Dataset items:
* * *
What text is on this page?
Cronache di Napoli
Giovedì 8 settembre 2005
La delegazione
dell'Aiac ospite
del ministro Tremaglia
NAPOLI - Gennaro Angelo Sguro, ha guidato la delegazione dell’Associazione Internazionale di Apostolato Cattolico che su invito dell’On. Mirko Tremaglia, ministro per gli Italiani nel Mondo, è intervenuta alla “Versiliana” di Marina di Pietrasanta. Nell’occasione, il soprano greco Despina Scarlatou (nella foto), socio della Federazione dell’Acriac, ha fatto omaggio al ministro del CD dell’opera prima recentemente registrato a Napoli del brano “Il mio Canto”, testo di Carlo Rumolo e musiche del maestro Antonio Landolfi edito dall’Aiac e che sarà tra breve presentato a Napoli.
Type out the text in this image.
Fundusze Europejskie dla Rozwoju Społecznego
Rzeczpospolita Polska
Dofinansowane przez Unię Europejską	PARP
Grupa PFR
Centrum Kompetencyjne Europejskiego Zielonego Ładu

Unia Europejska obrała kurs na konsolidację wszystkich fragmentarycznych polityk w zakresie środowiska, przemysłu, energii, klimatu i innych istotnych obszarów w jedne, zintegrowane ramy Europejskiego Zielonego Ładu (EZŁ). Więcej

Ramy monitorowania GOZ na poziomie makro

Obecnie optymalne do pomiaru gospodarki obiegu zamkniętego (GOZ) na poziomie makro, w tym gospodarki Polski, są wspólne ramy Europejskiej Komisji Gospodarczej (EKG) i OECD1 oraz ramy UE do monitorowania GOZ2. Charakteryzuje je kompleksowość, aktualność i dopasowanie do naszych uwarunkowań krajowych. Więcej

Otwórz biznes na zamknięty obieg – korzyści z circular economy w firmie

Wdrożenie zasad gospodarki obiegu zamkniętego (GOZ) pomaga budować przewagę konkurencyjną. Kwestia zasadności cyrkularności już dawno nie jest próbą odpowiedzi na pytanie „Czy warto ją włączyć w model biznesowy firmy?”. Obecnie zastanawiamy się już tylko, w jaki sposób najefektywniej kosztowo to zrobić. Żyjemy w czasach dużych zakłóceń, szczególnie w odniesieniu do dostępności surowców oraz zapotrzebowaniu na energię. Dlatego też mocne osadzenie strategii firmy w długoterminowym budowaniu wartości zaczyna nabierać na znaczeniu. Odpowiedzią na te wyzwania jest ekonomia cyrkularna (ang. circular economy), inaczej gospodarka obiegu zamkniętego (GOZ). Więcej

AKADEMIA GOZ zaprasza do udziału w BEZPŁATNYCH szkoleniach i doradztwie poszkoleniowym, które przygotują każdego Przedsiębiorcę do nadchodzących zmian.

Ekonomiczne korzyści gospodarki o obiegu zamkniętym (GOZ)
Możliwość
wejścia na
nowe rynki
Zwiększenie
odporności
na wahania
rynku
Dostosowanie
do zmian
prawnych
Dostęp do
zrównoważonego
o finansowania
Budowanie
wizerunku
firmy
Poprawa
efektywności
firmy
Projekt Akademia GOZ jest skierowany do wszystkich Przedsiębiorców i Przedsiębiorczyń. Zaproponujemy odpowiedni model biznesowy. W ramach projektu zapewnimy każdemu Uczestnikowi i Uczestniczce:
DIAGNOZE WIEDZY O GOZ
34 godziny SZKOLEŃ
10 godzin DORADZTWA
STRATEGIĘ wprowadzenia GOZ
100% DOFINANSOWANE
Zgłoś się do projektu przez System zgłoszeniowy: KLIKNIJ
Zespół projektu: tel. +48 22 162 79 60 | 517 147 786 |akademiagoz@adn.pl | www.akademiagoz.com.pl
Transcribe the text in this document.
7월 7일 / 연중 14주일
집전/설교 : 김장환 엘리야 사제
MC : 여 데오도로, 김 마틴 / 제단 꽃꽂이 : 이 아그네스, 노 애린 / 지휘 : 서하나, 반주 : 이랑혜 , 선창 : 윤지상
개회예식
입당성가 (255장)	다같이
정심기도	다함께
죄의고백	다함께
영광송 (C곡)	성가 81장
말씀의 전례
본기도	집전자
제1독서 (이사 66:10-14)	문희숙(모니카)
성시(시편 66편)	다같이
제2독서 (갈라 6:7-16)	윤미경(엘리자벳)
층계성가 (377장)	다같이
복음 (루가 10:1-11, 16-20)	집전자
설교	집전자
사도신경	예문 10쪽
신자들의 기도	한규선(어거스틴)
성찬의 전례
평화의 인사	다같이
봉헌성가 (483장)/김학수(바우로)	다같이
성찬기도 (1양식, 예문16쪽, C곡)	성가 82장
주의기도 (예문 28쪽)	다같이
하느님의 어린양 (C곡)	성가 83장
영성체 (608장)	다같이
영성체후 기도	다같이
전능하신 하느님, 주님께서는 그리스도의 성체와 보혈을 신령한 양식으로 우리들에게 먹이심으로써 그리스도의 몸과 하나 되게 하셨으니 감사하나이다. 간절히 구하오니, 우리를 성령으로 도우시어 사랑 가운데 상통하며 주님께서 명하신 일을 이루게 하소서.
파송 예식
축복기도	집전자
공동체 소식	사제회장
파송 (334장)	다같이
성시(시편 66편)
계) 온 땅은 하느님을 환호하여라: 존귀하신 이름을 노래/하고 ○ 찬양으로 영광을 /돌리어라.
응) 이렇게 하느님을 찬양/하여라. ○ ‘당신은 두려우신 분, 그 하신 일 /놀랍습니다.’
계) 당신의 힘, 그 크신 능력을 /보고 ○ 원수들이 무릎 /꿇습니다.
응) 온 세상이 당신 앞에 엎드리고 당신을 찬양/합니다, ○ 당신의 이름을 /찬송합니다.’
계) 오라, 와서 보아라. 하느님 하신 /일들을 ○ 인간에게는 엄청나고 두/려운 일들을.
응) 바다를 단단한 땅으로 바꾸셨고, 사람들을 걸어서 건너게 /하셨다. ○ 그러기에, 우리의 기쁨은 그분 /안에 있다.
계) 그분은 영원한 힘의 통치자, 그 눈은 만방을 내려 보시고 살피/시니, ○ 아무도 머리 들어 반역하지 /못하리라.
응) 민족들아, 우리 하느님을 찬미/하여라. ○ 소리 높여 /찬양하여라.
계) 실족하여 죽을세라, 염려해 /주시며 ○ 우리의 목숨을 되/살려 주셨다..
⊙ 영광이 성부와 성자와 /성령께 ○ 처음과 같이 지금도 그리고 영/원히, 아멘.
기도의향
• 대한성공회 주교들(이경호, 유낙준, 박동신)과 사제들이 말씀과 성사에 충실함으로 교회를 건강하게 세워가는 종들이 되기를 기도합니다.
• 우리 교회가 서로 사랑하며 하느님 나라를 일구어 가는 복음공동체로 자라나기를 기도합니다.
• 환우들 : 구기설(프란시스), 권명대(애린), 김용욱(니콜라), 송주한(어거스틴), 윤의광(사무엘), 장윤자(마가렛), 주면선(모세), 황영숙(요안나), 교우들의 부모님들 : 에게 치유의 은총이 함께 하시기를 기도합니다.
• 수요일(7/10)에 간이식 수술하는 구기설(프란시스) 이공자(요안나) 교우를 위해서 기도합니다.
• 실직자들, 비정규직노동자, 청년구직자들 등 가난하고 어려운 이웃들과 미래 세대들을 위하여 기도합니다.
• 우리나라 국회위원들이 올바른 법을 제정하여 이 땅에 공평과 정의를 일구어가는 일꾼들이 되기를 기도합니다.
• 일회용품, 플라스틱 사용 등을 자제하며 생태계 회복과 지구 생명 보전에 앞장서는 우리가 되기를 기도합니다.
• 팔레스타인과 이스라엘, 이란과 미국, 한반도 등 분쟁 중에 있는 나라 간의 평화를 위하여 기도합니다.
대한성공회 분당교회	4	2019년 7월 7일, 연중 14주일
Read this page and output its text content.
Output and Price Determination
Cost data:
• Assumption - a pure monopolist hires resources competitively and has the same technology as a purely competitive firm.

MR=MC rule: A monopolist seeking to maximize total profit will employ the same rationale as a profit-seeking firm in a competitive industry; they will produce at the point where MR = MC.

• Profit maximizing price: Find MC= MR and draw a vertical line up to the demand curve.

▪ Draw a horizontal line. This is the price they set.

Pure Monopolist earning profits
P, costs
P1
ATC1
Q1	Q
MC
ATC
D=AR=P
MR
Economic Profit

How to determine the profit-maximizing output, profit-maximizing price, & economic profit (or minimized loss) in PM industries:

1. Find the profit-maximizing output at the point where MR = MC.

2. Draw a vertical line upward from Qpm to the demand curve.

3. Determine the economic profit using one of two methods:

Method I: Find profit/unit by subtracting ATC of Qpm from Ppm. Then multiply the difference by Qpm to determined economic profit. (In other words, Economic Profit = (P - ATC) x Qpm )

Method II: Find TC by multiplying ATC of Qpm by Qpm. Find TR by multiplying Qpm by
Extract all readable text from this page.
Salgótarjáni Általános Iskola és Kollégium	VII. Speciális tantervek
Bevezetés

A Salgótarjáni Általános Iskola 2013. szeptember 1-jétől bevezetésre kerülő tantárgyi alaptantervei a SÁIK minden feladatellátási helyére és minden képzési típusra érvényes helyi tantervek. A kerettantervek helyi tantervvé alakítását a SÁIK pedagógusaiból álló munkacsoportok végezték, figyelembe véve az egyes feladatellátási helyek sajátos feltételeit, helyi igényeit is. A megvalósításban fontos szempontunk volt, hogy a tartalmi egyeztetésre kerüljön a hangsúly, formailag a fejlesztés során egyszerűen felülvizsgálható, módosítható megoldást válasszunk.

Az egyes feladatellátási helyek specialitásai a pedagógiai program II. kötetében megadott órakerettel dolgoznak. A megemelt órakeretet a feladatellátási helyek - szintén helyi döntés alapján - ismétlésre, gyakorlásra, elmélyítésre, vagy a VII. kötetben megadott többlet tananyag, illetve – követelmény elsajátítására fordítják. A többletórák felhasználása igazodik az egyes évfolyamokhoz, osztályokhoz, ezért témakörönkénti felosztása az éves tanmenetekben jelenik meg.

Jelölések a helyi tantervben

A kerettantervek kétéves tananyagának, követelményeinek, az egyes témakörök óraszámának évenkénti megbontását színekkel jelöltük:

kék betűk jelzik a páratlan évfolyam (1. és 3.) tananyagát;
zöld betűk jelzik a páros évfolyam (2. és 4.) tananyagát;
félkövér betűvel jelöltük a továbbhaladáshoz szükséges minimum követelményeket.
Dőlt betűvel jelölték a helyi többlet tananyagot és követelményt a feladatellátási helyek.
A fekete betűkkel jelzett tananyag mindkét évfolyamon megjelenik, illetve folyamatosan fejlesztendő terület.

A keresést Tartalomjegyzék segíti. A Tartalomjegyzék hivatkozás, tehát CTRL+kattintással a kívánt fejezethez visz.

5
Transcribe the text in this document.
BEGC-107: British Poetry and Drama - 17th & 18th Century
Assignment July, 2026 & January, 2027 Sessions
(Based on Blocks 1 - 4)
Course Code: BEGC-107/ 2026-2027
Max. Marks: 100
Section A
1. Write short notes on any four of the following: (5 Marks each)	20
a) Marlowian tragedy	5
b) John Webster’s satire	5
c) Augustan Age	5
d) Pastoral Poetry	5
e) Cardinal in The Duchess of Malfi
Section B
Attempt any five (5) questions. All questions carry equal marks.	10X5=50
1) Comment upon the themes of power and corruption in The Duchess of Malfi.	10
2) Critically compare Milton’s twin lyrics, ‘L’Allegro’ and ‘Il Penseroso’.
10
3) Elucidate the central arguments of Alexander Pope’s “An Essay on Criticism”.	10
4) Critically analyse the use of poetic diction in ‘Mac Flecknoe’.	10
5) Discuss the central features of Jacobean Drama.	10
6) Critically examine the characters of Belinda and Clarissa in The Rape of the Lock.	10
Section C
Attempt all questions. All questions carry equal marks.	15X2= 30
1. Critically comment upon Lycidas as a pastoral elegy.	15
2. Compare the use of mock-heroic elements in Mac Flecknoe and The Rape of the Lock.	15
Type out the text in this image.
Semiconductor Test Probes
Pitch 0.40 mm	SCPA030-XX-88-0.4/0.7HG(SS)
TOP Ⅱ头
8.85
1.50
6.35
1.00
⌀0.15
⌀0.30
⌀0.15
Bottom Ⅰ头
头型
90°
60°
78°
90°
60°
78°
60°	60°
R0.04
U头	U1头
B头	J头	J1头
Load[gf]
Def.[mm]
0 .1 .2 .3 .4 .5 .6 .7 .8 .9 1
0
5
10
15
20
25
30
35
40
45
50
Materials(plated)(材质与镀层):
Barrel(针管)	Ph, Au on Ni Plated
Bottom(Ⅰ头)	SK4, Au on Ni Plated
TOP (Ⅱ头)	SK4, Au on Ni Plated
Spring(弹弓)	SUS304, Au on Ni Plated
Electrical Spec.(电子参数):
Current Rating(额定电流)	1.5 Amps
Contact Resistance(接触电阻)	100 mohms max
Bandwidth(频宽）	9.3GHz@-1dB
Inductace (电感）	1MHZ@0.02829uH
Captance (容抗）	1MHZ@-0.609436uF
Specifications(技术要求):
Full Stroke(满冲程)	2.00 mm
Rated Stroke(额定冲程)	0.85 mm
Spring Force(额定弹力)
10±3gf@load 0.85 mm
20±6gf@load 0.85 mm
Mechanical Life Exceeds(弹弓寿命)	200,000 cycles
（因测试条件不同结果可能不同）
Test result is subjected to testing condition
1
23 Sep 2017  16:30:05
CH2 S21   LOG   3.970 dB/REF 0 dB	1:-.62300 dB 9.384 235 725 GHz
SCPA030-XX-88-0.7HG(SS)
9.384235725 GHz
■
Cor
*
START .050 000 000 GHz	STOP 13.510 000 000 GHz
* * *
-- Task to carry out --
Identify the lines above that contain the word "central", then copy them.

-- Solution --
3) Elucidate the central arguments of Alexander Pope’s “An Essay on Criticism”.	10
5) Discuss the central features of Jacobean Drama.	10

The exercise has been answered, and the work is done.